• [DATA LINES]:
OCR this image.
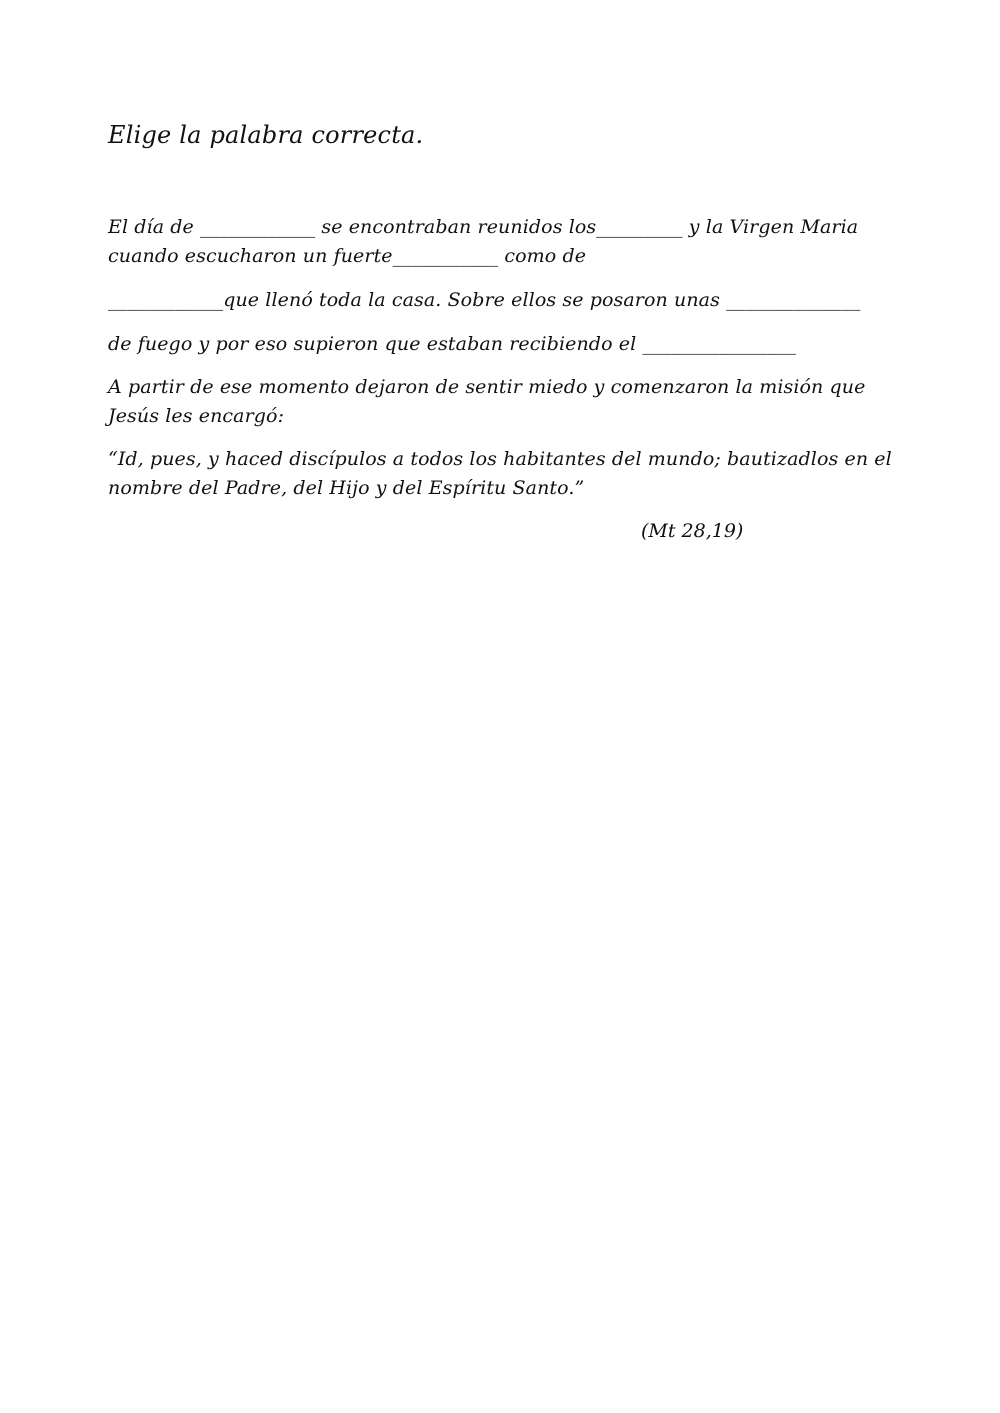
Elige la palabra correcta.
El día de ____________ se encontraban reunidos los_________ y la Virgen Maria
cuando escucharon un fuerte___________ como de
____________que llenó toda la casa. Sobre ellos se posaron unas ______________
de fuego y por eso supieron que estaban recibiendo el ________________
A partir de ese momento dejaron de sentir miedo y comenzaron la misión que
Jesús les encargó:
“Id, pues, y haced discípulos a todos los habitantes del mundo; bautizadlos en el
nombre del Padre, del Hijo y del Espíritu Santo.”
(Mt 28,19)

• [INSTRUCTIONS TO FOLLOW]:
Give every line back word for word and leave the pictures out.

• [REPLY TO THE TASK]:
OCR this image.
Elige la palabra correcta.
El día de ____________ se encontraban reunidos los_________ y la Virgen Maria
cuando escucharon un fuerte___________ como de
____________que llenó toda la casa. Sobre ellos se posaron unas ______________
de fuego y por eso supieron que estaban recibiendo el ________________
A partir de ese momento dejaron de sentir miedo y comenzaron la misión que
Jesús les encargó:
“Id, pues, y haced discípulos a todos los habitantes del mundo; bautizadlos en el
nombre del Padre, del Hijo y del Espíritu Santo.”
(Mt 28,19)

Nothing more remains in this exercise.